**SET EXERCISE**: Identify every line containing the word "SHTech" and reproduce each one.

**INPUT ROWS**:
-- START --
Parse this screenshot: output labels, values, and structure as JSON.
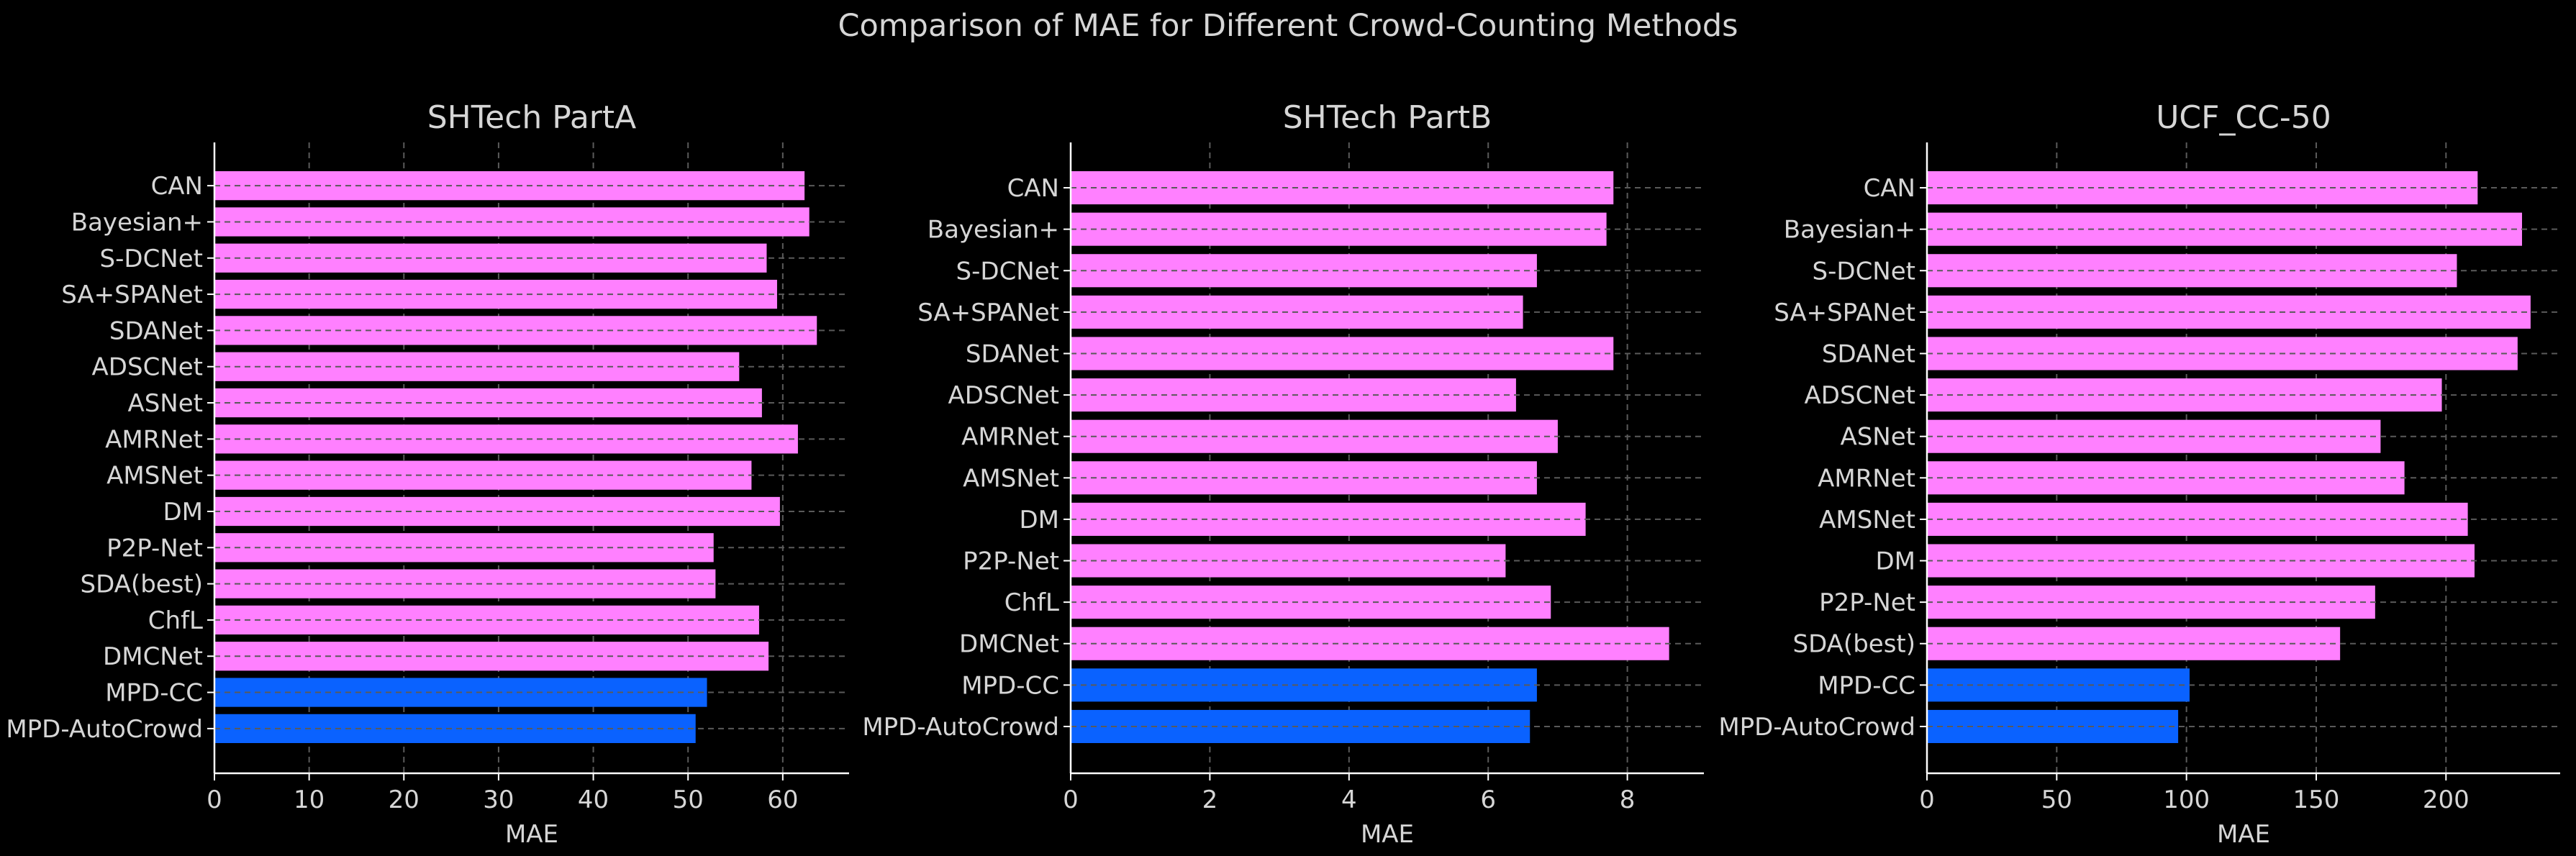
{
  "figure": {
    "suptitle": "Comparison of MAE for Different Crowd-Counting Methods"
  },
  "colors": {
    "background": "#000000",
    "bar_default": "#ff80ff",
    "bar_highlight": "#0a62ff",
    "text": "#d6d6d6",
    "axis": "#ffffff",
    "grid": "#5a5a5a"
  },
  "chart_data": [
    {
      "type": "bar",
      "orientation": "horizontal",
      "title": "SHTech PartA",
      "xlabel": "MAE",
      "ylabel": "",
      "categories": [
        "CAN",
        "Bayesian+",
        "S-DCNet",
        "SA+SPANet",
        "SDANet",
        "ADSCNet",
        "ASNet",
        "AMRNet",
        "AMSNet",
        "DM",
        "P2P-Net",
        "SDA(best)",
        "ChfL",
        "DMCNet",
        "MPD-CC",
        "MPD-AutoCrowd"
      ],
      "values": [
        62.3,
        62.8,
        58.3,
        59.4,
        63.6,
        55.4,
        57.8,
        61.6,
        56.7,
        59.7,
        52.7,
        52.9,
        57.5,
        58.5,
        52.0,
        50.8
      ],
      "highlight": [
        "MPD-CC",
        "MPD-AutoCrowd"
      ],
      "xlim": [
        0,
        67
      ],
      "xticks": [
        0,
        10,
        20,
        30,
        40,
        50,
        60
      ],
      "grid": true
    },
    {
      "type": "bar",
      "orientation": "horizontal",
      "title": "SHTech PartB",
      "xlabel": "MAE",
      "ylabel": "",
      "categories": [
        "CAN",
        "Bayesian+",
        "S-DCNet",
        "SA+SPANet",
        "SDANet",
        "ADSCNet",
        "AMRNet",
        "AMSNet",
        "DM",
        "P2P-Net",
        "ChfL",
        "DMCNet",
        "MPD-CC",
        "MPD-AutoCrowd"
      ],
      "values": [
        7.8,
        7.7,
        6.7,
        6.5,
        7.8,
        6.4,
        7.0,
        6.7,
        7.4,
        6.25,
        6.9,
        8.6,
        6.7,
        6.6
      ],
      "highlight": [
        "MPD-CC",
        "MPD-AutoCrowd"
      ],
      "xlim": [
        0,
        9.1
      ],
      "xticks": [
        0,
        2,
        4,
        6,
        8
      ],
      "grid": true
    },
    {
      "type": "bar",
      "orientation": "horizontal",
      "title": "UCF_CC-50",
      "xlabel": "MAE",
      "ylabel": "",
      "categories": [
        "CAN",
        "Bayesian+",
        "S-DCNet",
        "SA+SPANet",
        "SDANet",
        "ADSCNet",
        "ASNet",
        "AMRNet",
        "AMSNet",
        "DM",
        "P2P-Net",
        "SDA(best)",
        "MPD-CC",
        "MPD-AutoCrowd"
      ],
      "values": [
        212.2,
        229.3,
        204.2,
        232.6,
        227.6,
        198.4,
        174.8,
        184.0,
        208.4,
        211.0,
        172.7,
        159.2,
        101.2,
        96.8
      ],
      "highlight": [
        "MPD-CC",
        "MPD-AutoCrowd"
      ],
      "xlim": [
        0,
        244
      ],
      "xticks": [
        0,
        50,
        100,
        150,
        200
      ],
      "grid": true
    }
  ]
}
-- END --
**SOLUTION TO THIS TASK**:
      "title": "SHTech PartA",
      "title": "SHTech PartB",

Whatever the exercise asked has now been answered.